**Request**
Find the lines with "Germany" in them and copy them out.

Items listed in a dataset
----------------
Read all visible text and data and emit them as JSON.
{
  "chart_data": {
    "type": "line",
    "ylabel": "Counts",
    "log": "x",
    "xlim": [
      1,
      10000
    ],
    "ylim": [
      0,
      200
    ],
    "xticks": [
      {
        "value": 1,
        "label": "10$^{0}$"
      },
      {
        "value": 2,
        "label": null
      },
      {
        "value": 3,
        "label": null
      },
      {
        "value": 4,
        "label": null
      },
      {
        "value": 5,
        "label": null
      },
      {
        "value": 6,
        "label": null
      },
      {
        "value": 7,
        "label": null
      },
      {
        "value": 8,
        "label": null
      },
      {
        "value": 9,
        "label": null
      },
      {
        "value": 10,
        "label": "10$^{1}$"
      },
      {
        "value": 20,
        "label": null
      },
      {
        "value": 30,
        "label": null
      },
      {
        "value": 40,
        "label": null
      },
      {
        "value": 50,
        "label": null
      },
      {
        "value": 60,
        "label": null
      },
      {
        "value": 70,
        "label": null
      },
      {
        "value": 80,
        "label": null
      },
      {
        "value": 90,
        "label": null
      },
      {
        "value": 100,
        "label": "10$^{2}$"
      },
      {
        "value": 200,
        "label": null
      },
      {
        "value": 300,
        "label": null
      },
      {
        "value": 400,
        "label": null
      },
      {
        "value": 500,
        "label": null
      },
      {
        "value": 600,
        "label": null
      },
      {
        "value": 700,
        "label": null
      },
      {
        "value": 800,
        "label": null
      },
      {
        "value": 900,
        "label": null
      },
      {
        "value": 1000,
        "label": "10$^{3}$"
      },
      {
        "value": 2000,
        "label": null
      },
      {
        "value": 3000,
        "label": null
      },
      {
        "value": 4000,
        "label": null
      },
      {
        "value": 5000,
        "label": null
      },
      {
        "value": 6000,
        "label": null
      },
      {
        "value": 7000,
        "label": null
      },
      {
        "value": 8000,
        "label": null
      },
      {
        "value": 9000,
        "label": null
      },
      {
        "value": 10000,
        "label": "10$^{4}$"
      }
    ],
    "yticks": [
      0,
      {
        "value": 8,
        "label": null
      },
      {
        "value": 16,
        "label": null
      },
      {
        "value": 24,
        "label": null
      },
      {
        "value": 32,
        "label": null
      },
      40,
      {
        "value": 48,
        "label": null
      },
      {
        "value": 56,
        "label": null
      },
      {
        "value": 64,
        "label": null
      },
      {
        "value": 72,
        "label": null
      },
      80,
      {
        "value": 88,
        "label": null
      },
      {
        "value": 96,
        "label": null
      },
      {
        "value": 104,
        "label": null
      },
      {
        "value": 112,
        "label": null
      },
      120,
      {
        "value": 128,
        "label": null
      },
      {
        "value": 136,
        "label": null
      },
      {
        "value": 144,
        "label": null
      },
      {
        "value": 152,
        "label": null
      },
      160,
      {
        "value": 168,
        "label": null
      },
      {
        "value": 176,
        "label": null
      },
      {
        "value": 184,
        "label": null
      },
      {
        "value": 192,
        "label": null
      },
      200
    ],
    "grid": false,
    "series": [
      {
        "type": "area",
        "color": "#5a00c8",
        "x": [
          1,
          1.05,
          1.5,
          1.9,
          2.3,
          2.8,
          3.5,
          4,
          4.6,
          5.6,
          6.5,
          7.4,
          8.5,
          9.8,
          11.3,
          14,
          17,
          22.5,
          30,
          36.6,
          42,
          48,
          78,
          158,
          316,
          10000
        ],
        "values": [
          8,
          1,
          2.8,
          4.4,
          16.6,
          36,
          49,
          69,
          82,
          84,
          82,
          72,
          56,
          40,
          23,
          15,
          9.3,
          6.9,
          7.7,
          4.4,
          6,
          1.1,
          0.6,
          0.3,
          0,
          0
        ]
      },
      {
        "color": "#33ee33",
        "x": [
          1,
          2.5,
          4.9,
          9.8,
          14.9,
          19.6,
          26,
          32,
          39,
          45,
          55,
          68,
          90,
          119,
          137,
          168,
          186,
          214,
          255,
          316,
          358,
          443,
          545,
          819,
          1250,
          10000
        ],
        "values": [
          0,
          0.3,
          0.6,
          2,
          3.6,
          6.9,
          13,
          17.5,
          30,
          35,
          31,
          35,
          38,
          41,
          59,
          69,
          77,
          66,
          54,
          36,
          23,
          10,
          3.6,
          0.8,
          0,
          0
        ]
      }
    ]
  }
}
----------------
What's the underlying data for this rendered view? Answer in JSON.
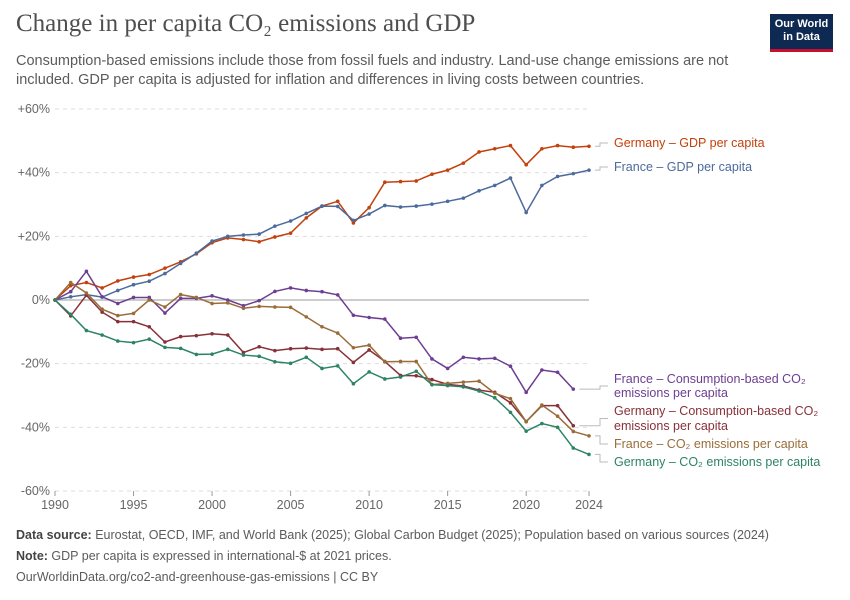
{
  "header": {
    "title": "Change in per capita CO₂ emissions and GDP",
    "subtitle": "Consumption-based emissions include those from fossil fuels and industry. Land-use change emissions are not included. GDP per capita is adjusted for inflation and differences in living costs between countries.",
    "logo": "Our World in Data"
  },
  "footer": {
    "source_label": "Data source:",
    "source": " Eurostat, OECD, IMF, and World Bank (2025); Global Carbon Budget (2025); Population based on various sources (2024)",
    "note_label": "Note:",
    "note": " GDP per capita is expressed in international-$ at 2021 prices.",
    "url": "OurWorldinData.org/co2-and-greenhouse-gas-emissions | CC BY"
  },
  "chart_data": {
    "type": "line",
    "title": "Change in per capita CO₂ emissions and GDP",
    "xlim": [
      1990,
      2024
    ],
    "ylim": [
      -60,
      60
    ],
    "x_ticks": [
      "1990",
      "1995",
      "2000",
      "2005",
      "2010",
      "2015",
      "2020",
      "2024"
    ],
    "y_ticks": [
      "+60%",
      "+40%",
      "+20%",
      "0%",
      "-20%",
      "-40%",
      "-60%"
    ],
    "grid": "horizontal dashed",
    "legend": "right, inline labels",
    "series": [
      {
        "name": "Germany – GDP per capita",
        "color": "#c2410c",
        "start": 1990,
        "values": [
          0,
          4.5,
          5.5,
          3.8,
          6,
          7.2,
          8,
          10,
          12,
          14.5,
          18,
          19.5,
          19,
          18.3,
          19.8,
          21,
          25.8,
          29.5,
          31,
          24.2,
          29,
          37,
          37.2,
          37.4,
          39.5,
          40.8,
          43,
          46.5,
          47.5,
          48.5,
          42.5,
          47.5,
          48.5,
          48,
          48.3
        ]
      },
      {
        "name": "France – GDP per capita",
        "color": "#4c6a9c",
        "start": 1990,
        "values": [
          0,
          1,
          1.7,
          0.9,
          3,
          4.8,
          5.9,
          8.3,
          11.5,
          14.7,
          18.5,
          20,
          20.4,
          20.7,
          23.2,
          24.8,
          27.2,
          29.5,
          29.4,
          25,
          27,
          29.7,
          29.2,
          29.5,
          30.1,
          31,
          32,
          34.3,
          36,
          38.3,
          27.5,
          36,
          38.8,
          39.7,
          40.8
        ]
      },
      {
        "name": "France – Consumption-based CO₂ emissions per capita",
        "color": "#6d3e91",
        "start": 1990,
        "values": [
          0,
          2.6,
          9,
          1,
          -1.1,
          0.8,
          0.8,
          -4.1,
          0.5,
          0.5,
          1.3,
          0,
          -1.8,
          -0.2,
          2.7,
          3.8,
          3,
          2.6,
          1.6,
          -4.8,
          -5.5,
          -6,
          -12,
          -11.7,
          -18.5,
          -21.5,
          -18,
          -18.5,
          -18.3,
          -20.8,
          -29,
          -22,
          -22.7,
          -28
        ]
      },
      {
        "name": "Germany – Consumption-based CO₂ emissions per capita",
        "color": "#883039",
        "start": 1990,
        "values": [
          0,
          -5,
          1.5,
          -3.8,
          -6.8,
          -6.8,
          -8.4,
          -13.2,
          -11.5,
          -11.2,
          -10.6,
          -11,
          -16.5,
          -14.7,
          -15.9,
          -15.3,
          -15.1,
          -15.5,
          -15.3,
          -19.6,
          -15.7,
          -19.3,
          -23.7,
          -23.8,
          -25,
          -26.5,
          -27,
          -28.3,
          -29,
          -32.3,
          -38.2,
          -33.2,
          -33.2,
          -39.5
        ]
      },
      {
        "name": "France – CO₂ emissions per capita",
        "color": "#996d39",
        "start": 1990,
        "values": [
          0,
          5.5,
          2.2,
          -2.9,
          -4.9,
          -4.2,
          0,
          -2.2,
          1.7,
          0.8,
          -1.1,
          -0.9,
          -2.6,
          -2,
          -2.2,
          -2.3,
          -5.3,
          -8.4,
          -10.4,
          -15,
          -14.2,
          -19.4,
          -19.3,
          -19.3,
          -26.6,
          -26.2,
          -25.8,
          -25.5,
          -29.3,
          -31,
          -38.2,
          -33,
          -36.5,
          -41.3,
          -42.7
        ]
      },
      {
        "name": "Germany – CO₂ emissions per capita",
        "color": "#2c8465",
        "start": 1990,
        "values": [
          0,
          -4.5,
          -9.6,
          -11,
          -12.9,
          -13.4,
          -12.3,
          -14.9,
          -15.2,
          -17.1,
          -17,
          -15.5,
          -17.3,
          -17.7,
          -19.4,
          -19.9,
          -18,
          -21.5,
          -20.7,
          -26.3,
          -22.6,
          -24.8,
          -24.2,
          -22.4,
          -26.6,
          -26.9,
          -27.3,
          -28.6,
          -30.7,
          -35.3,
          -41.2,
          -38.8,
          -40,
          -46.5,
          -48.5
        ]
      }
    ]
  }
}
----------------
**Completed exercise**
        "name": "Germany – GDP per capita",
        "name": "Germany – Consumption-based CO₂ emissions per capita",
        "name": "Germany – CO₂ emissions per capita",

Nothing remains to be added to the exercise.